Direction | Please count the lines in the listing below where the word "llamado" appears. Give the number only.

Recorded information |

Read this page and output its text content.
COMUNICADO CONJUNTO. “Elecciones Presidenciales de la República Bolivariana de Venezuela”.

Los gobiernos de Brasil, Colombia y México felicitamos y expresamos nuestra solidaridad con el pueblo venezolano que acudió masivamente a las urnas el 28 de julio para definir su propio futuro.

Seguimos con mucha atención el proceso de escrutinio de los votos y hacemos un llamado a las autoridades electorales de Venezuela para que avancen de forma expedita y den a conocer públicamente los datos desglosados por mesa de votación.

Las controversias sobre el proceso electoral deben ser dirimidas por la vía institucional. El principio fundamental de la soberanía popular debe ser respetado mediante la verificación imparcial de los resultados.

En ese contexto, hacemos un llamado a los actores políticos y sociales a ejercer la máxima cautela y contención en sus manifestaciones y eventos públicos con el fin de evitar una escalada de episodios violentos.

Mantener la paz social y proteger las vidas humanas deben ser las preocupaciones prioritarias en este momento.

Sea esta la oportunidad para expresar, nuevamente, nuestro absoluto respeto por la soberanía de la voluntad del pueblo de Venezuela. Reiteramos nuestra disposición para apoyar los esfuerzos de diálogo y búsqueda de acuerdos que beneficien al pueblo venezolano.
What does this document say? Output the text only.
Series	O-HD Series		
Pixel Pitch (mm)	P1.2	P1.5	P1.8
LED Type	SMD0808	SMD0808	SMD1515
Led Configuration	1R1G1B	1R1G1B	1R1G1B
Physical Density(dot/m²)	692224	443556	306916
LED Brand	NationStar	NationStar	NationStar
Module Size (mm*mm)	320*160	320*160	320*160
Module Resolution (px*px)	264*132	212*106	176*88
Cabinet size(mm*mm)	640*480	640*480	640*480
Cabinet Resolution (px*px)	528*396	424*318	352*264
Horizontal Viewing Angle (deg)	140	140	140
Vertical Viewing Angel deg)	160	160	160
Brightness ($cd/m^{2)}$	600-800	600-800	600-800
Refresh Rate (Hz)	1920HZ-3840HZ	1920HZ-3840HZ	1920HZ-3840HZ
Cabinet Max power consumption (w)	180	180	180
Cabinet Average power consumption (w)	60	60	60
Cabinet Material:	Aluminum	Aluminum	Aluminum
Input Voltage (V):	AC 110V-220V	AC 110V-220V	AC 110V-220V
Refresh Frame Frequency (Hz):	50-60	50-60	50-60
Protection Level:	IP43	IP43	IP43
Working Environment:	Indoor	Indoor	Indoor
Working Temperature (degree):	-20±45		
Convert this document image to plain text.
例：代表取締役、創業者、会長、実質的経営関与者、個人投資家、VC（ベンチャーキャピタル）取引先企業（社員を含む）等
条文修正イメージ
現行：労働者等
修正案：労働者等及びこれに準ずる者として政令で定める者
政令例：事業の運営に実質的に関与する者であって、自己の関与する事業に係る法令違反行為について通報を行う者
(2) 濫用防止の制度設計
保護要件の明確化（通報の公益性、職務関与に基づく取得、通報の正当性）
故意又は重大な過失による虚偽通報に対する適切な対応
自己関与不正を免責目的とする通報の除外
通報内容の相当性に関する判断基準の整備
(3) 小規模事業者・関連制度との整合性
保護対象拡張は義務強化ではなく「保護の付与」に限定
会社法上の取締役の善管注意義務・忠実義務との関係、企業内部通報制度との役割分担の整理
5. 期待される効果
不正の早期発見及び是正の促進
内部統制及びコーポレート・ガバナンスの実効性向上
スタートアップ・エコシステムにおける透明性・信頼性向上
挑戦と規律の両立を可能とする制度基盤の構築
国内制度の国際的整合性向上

Full output | 2